----- Material for the task
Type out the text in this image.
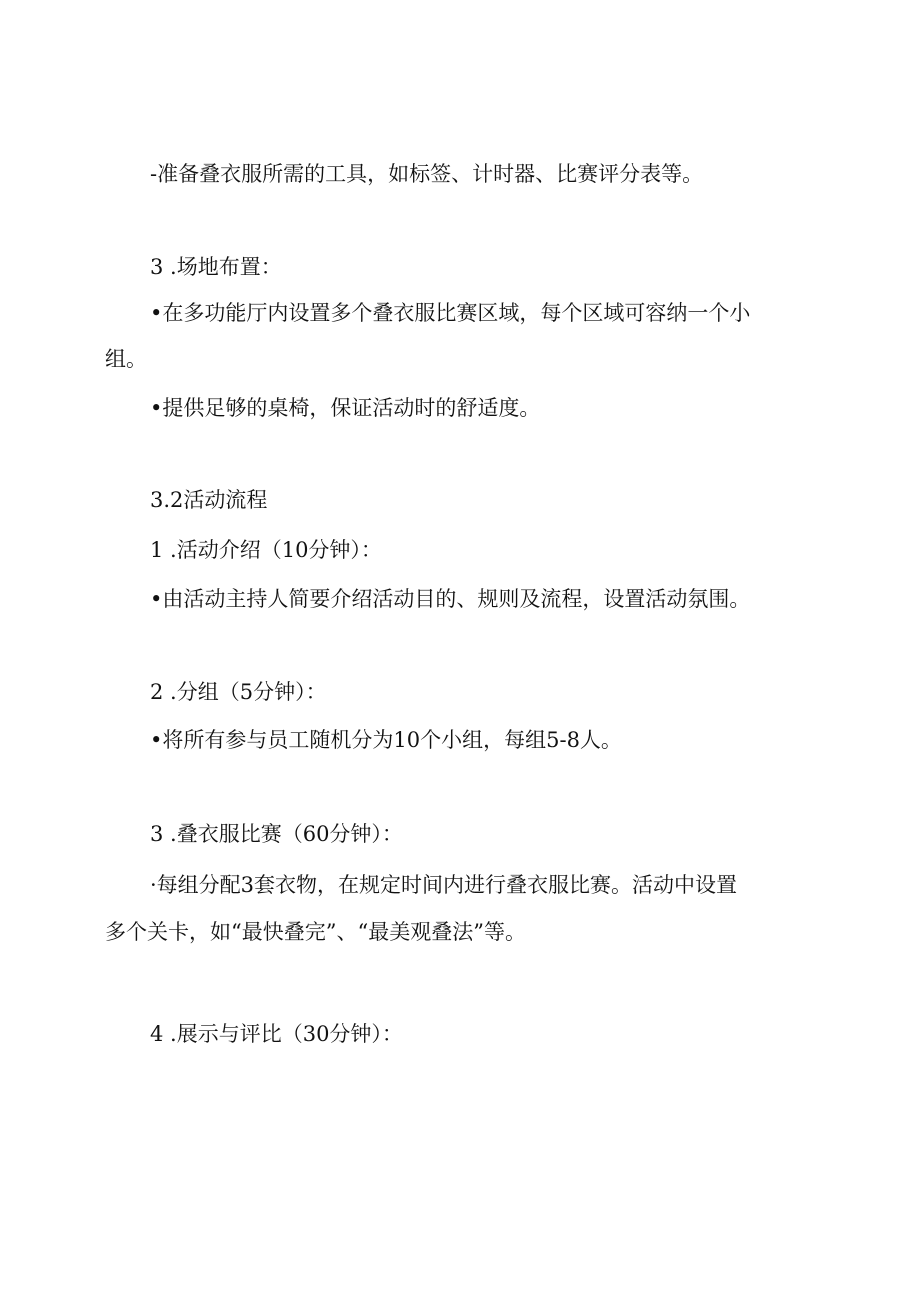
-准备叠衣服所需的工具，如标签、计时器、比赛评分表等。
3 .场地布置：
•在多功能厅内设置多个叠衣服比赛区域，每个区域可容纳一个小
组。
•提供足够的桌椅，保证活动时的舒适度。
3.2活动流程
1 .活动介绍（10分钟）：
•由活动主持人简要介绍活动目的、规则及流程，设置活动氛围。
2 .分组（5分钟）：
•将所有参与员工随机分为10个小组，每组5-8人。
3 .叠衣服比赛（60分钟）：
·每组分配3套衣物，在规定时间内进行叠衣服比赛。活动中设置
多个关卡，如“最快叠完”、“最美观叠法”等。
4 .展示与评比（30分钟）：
----------
> Aim of the task
Reproduce all entries exactly. Pictures do not belong in the copy.

> Expected output
Type out the text in this image.
-准备叠衣服所需的工具，如标签、计时器、比赛评分表等。
3 .场地布置：
•在多功能厅内设置多个叠衣服比赛区域，每个区域可容纳一个小
组。
•提供足够的桌椅，保证活动时的舒适度。
3.2活动流程
1 .活动介绍（10分钟）：
•由活动主持人简要介绍活动目的、规则及流程，设置活动氛围。
2 .分组（5分钟）：
•将所有参与员工随机分为10个小组，每组5-8人。
3 .叠衣服比赛（60分钟）：
·每组分配3套衣物，在规定时间内进行叠衣服比赛。活动中设置
多个关卡，如“最快叠完”、“最美观叠法”等。
4 .展示与评比（30分钟）：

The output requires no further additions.